# OBJECTIVE
From the listing below, tally the lines that include "Tercera". Return only the total.

# Data records
■ ■ ■ ■ ■ ■ ■
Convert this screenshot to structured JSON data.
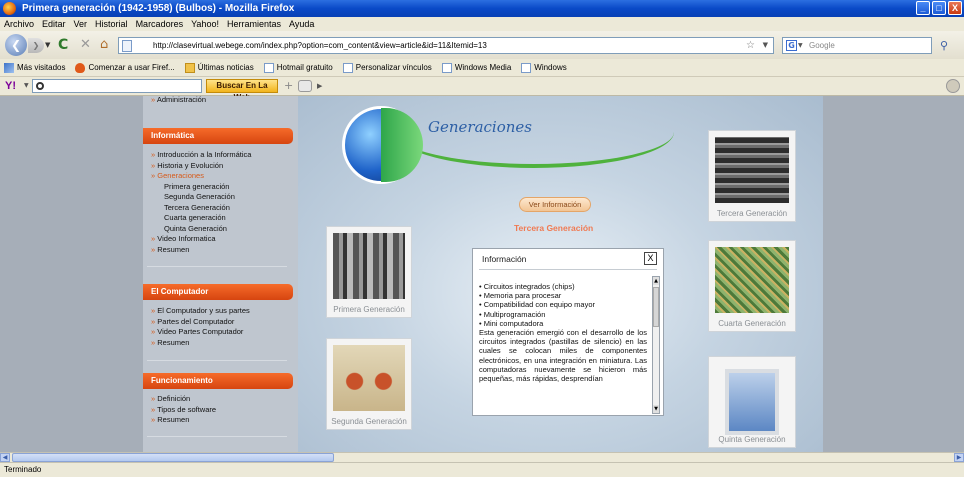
{
  "window": {
    "title": "Primera generación (1942-1958) (Bulbos) - Mozilla Firefox",
    "buttons": {
      "minimize": "_",
      "maximize": "□",
      "close": "X"
    }
  },
  "menu": [
    "Archivo",
    "Editar",
    "Ver",
    "Historial",
    "Marcadores",
    "Yahoo!",
    "Herramientas",
    "Ayuda"
  ],
  "nav": {
    "url": "http://clasevirtual.webege.com/index.php?option=com_content&view=article&id=11&Itemid=13",
    "search_placeholder": "Google"
  },
  "bookmarks": [
    {
      "label": "Más visitados",
      "icon": "most-visited-icon"
    },
    {
      "label": "Comenzar a usar Firef...",
      "icon": "firefox-icon"
    },
    {
      "label": "Últimas noticias",
      "icon": "folder-icon"
    },
    {
      "label": "Hotmail gratuito",
      "icon": "page-icon"
    },
    {
      "label": "Personalizar vínculos",
      "icon": "page-icon"
    },
    {
      "label": "Windows Media",
      "icon": "page-icon"
    },
    {
      "label": "Windows",
      "icon": "page-icon"
    }
  ],
  "yahoo": {
    "logo": "Y!",
    "search_button": "Buscar En La Web",
    "plus": "+"
  },
  "sidebar": {
    "prev_item": "Administración",
    "sections": [
      {
        "title": "Informática",
        "items": [
          {
            "label": "Introducción a la Informática"
          },
          {
            "label": "Historia y Evolución"
          },
          {
            "label": "Generaciones",
            "active": true
          },
          {
            "label": "Primera generación",
            "sub": true
          },
          {
            "label": "Segunda Generación",
            "sub": true
          },
          {
            "label": "Tercera Generación",
            "sub": true
          },
          {
            "label": "Cuarta generación",
            "sub": true
          },
          {
            "label": "Quinta Generación",
            "sub": true
          },
          {
            "label": "Video Informatica"
          },
          {
            "label": "Resumen"
          }
        ]
      },
      {
        "title": "El Computador",
        "items": [
          {
            "label": "El Computador y sus partes"
          },
          {
            "label": "Partes del Computador"
          },
          {
            "label": "Video Partes Computador"
          },
          {
            "label": "Resumen"
          }
        ]
      },
      {
        "title": "Funcionamiento",
        "items": [
          {
            "label": "Definición"
          },
          {
            "label": "Tipos de software"
          },
          {
            "label": "Resumen"
          }
        ]
      }
    ]
  },
  "main": {
    "logo_title": "Generaciones",
    "ver_button": "Ver Información",
    "current_generation": "Tercera Generación",
    "cards": {
      "primera": "Primera Generación",
      "segunda": "Segunda Generación",
      "tercera": "Tercera Generación",
      "cuarta": "Cuarta Generación",
      "quinta": "Quinta Generación"
    },
    "popup": {
      "title": "Información",
      "close": "X",
      "lines": [
        "• Circuitos integrados (chips)",
        "• Memoria para procesar",
        "• Compatibilidad con equipo mayor",
        "• Multiprogramación",
        "• Mini computadora"
      ],
      "paragraph": "Esta generación emergió con el desarrollo de los circuitos integrados (pastillas de silencio) en las cuales se colocan miles de componentes electrónicos, en una integración en miniatura. Las computadoras nuevamente se hicieron más pequeñas, más rápidas, desprendían"
    }
  },
  "status": "Terminado"
}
■ ■ ■ ■ ■ ■ ■
# FULL ANSWER
3